Stored items
________________________

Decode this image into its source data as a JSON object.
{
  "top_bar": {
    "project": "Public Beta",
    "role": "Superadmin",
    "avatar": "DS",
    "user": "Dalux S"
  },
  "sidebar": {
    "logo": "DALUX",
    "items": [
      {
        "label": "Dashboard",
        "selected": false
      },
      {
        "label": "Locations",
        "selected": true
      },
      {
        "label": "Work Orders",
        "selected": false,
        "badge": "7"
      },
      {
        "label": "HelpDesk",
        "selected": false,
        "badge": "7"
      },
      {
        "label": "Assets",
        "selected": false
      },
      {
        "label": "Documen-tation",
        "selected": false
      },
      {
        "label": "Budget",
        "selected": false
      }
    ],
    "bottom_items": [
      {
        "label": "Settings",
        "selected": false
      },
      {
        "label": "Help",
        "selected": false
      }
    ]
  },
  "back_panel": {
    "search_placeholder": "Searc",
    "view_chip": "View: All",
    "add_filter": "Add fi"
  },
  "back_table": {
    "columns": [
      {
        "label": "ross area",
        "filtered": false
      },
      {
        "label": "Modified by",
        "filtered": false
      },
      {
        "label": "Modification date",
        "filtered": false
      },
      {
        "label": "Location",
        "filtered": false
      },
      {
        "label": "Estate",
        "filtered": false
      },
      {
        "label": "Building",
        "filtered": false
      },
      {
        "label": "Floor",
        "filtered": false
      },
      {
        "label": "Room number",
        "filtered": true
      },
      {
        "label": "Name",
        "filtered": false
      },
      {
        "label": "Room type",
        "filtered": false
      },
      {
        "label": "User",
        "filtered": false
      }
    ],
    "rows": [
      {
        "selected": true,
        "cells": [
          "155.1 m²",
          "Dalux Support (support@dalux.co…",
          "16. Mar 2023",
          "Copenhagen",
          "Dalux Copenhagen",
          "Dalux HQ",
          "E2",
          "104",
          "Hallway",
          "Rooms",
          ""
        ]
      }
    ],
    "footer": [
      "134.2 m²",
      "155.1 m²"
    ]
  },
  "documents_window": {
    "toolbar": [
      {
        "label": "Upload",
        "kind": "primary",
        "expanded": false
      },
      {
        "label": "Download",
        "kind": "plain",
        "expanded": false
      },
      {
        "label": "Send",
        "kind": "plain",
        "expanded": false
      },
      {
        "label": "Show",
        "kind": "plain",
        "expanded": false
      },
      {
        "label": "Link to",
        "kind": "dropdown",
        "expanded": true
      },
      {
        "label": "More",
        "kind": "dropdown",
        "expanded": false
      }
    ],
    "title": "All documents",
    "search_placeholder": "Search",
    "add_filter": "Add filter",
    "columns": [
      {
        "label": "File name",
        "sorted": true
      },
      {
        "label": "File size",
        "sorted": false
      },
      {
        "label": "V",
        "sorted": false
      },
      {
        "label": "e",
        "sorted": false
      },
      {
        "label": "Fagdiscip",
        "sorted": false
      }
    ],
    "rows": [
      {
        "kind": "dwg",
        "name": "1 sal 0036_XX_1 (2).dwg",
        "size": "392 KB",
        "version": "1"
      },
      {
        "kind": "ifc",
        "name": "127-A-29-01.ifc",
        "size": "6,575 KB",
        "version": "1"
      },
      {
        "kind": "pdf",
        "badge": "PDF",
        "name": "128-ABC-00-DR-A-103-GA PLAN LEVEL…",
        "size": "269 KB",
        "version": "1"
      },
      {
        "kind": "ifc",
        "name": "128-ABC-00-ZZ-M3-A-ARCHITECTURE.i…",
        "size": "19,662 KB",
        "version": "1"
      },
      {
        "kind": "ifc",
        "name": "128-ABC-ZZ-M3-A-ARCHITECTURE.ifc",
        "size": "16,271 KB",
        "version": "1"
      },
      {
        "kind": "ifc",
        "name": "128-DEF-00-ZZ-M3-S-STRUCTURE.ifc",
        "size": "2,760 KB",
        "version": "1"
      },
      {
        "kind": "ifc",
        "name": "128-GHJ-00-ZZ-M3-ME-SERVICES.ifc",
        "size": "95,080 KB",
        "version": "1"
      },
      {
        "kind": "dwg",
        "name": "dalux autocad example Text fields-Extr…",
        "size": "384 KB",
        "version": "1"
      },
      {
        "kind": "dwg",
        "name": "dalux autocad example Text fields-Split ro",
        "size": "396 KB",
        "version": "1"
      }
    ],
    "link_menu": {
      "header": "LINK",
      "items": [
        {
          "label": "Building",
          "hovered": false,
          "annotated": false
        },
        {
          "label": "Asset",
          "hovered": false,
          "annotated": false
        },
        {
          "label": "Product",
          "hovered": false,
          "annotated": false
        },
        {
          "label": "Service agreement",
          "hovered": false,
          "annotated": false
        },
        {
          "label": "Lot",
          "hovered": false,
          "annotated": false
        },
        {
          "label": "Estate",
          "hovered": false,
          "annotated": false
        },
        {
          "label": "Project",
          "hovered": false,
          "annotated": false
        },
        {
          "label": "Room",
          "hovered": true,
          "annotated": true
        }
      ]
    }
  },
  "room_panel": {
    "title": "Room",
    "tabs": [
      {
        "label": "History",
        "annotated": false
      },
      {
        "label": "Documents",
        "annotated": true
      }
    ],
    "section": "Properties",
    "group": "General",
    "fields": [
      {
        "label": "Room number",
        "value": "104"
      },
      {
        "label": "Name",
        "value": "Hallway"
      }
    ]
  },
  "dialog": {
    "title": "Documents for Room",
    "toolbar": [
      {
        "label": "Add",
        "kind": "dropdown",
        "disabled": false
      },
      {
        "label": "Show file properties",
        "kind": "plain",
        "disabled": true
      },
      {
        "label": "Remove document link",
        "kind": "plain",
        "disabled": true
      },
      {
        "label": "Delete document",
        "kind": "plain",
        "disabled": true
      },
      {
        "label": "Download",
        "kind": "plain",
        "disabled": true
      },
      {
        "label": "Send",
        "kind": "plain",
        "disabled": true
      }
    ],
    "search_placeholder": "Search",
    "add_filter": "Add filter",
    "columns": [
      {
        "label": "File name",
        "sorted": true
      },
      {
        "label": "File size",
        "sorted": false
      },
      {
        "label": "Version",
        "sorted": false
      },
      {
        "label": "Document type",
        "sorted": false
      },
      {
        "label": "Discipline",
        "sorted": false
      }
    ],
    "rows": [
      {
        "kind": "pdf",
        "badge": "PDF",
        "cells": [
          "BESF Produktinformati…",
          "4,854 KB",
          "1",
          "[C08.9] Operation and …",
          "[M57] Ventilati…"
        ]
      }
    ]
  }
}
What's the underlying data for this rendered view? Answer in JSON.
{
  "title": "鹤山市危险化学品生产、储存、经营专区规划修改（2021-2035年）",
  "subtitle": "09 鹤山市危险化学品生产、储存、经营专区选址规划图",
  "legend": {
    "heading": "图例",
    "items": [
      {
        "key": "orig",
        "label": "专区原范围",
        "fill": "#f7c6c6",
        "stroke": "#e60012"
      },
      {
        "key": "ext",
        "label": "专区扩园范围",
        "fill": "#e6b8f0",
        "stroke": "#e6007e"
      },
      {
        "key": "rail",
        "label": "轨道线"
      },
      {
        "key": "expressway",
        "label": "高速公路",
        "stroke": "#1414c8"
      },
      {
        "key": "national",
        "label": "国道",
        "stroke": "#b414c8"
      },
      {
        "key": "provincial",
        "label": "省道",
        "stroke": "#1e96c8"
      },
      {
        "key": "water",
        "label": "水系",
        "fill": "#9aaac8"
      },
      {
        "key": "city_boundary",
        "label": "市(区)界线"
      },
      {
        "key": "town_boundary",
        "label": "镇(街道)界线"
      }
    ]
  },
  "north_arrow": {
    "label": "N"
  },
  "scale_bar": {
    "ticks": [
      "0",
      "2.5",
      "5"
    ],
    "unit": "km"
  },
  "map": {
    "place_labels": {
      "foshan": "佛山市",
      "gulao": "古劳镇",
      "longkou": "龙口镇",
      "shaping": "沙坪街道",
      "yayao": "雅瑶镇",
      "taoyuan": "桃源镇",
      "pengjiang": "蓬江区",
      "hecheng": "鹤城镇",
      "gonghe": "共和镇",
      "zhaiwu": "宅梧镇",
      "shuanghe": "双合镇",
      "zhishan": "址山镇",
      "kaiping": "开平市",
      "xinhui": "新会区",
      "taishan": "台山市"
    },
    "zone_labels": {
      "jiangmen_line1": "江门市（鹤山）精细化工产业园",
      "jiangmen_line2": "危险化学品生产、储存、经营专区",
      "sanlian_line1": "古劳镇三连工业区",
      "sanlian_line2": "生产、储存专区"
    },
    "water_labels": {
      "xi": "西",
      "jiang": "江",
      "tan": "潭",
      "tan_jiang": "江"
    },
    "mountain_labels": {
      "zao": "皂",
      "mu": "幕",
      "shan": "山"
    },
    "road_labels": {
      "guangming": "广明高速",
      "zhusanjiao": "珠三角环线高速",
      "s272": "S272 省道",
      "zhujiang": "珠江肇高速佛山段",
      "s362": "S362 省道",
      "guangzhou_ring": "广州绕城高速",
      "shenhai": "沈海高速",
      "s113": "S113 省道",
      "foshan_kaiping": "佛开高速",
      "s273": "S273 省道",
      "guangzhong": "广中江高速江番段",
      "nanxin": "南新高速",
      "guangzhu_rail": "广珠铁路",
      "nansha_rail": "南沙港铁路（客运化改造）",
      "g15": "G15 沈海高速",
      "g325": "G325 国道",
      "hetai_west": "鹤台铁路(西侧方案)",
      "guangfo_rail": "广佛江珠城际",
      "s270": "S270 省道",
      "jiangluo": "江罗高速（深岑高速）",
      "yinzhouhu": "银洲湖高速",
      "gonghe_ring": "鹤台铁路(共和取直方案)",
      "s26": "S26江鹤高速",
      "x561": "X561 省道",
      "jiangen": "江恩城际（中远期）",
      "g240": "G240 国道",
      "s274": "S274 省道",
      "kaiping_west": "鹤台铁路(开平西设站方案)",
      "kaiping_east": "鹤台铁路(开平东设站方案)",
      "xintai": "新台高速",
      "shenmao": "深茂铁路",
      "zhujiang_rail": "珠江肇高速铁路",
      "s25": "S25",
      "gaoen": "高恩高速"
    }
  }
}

________________________

**GOAL**. Set out every line from the material that contains the string "data".

**ANSWER IN FULL**.
Decode this image into its source data as a JSON object.
What's the underlying data for this rendered view? Answer in JSON.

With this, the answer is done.